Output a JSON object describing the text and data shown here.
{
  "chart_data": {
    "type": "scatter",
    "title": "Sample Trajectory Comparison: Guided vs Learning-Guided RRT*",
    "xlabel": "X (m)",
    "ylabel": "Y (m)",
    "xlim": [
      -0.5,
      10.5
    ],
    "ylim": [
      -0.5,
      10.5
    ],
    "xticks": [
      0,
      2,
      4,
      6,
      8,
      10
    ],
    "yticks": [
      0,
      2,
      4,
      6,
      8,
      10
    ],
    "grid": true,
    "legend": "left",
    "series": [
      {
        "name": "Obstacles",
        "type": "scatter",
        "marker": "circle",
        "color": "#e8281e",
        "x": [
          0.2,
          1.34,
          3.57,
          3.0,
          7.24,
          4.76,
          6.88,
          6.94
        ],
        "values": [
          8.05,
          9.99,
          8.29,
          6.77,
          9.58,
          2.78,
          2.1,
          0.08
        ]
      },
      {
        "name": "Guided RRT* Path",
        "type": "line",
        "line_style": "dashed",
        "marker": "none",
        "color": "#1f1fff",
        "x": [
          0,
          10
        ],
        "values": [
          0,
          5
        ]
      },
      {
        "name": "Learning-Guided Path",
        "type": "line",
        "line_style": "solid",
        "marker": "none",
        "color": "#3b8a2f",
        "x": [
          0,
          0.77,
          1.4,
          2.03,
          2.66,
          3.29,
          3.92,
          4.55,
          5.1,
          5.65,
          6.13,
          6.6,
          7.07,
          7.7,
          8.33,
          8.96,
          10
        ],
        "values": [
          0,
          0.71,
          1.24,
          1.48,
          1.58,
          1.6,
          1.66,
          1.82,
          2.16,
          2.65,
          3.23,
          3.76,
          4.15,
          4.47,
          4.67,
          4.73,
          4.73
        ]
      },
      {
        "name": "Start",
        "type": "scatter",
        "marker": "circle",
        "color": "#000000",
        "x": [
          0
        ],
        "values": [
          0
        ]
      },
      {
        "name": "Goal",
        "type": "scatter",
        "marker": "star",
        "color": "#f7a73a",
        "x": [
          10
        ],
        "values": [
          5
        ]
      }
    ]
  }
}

TASK PROMPT: Write out every line of the data that holds the word "name".

CORRECT RESPONSE:
        "name": "Obstacles",
        "name": "Guided RRT* Path",
        "name": "Learning-Guided Path",
        "name": "Start",
        "name": "Goal",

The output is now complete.